• **Stated task**
Will you transcribe the entries that follow, exactly and in full?

[Dataset excerpt]
----
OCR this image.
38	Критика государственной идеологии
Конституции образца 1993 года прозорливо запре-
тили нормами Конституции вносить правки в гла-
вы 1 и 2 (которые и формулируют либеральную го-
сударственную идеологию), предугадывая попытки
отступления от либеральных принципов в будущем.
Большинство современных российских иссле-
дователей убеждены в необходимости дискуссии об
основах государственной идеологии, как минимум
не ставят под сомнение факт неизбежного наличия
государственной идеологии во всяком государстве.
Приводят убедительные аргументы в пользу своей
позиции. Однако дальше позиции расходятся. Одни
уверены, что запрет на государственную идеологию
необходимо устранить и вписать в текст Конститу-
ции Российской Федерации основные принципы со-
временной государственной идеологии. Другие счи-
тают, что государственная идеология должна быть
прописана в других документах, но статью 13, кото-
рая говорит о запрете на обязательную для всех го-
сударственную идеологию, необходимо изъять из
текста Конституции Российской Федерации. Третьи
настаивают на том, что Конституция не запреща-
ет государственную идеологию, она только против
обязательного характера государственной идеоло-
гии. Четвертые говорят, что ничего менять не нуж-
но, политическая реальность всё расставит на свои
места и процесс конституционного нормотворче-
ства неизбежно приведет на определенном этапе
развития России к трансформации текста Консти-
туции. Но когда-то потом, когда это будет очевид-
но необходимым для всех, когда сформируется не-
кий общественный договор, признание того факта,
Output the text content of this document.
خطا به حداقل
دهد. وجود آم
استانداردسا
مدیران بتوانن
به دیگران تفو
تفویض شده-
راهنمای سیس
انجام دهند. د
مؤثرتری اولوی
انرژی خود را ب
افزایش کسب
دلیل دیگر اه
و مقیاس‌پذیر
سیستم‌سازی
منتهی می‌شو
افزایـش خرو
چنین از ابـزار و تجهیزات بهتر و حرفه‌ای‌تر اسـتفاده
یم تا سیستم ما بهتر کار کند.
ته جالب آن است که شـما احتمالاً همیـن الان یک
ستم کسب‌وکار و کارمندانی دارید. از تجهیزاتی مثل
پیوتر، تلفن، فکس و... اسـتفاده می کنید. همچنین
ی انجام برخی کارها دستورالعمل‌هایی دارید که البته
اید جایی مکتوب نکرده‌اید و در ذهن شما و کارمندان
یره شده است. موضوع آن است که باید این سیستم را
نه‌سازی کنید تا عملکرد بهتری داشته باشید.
----
• **Final result**
OCR this image.
38	Критика государственной идеологии
Конституции образца 1993 года прозорливо запре-
тили нормами Конституции вносить правки в гла-
вы 1 и 2 (которые и формулируют либеральную го-
сударственную идеологию), предугадывая попытки
отступления от либеральных принципов в будущем.
Большинство современных российских иссле-
дователей убеждены в необходимости дискуссии об
основах государственной идеологии, как минимум
не ставят под сомнение факт неизбежного наличия
государственной идеологии во всяком государстве.
Приводят убедительные аргументы в пользу своей
позиции. Однако дальше позиции расходятся. Одни
уверены, что запрет на государственную идеологию
необходимо устранить и вписать в текст Конститу-
ции Российской Федерации основные принципы со-
временной государственной идеологии. Другие счи-
тают, что государственная идеология должна быть
прописана в других документах, но статью 13, кото-
рая говорит о запрете на обязательную для всех го-
сударственную идеологию, необходимо изъять из
текста Конституции Российской Федерации. Третьи
настаивают на том, что Конституция не запреща-
ет государственную идеологию, она только против
обязательного характера государственной идеоло-
гии. Четвертые говорят, что ничего менять не нуж-
но, политическая реальность всё расставит на свои
места и процесс конституционного нормотворче-
ства неизбежно приведет на определенном этапе
развития России к трансформации текста Консти-
туции. Но когда-то потом, когда это будет очевид-
но необходимым для всех, когда сформируется не-
кий общественный договор, признание того факта,
Output the text content of this document.
خطا به حداقل
دهد. وجود آم
استانداردسا
مدیران بتوانن
به دیگران تفو
تفویض شده-
راهنمای سیس
انجام دهند. د
مؤثرتری اولوی
انرژی خود را ب
افزایش کسب
دلیل دیگر اه
و مقیاس‌پذیر
سیستم‌سازی
منتهی می‌شو
افزایـش خرو
چنین از ابـزار و تجهیزات بهتر و حرفه‌ای‌تر اسـتفاده
یم تا سیستم ما بهتر کار کند.
ته جالب آن است که شـما احتمالاً همیـن الان یک
ستم کسب‌وکار و کارمندانی دارید. از تجهیزاتی مثل
پیوتر، تلفن، فکس و... اسـتفاده می کنید. همچنین
ی انجام برخی کارها دستورالعمل‌هایی دارید که البته
اید جایی مکتوب نکرده‌اید و در ذهن شما و کارمندان
یره شده است. موضوع آن است که باید این سیستم را
نه‌سازی کنید تا عملکرد بهتری داشته باشید.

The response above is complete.